> EXERCISE
For each line below that contains the string "color", copy that line.

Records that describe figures
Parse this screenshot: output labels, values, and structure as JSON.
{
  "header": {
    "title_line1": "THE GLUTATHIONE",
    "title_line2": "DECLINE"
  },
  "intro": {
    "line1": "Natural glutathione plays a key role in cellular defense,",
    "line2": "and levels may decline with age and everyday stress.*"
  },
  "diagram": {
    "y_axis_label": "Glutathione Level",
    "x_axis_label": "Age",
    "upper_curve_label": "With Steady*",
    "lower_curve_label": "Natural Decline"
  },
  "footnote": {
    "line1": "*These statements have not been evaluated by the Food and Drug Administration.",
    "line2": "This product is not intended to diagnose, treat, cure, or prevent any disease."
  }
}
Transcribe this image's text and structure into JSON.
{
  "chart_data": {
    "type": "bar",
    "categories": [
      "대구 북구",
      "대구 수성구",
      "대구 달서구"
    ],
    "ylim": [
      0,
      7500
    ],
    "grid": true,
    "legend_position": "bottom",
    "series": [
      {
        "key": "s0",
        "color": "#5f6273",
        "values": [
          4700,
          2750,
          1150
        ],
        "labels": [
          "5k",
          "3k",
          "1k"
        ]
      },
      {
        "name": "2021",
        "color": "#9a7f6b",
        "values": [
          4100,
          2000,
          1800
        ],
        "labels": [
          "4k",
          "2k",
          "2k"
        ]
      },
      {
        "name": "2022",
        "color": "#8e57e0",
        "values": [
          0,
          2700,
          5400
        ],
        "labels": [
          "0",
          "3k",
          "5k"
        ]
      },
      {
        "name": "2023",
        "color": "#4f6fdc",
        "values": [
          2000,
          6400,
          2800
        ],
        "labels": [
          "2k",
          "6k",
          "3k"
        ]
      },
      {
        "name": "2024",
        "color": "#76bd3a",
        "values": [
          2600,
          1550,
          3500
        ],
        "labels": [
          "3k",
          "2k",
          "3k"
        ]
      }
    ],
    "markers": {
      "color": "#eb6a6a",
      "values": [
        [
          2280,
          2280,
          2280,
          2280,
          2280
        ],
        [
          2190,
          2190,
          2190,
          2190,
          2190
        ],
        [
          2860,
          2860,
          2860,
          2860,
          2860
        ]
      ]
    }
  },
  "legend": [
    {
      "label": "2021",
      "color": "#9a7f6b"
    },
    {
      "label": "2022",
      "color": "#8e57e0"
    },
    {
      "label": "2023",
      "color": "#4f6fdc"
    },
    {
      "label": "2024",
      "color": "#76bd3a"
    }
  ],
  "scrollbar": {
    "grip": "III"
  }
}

> OUTPUT OF THE TASK
        "color": "#5f6273",
        "color": "#9a7f6b",
        "color": "#8e57e0",
        "color": "#4f6fdc",
        "color": "#76bd3a",
      "color": "#eb6a6a",
      "color": "#9a7f6b"
      "color": "#8e57e0"
      "color": "#4f6fdc"
      "color": "#76bd3a"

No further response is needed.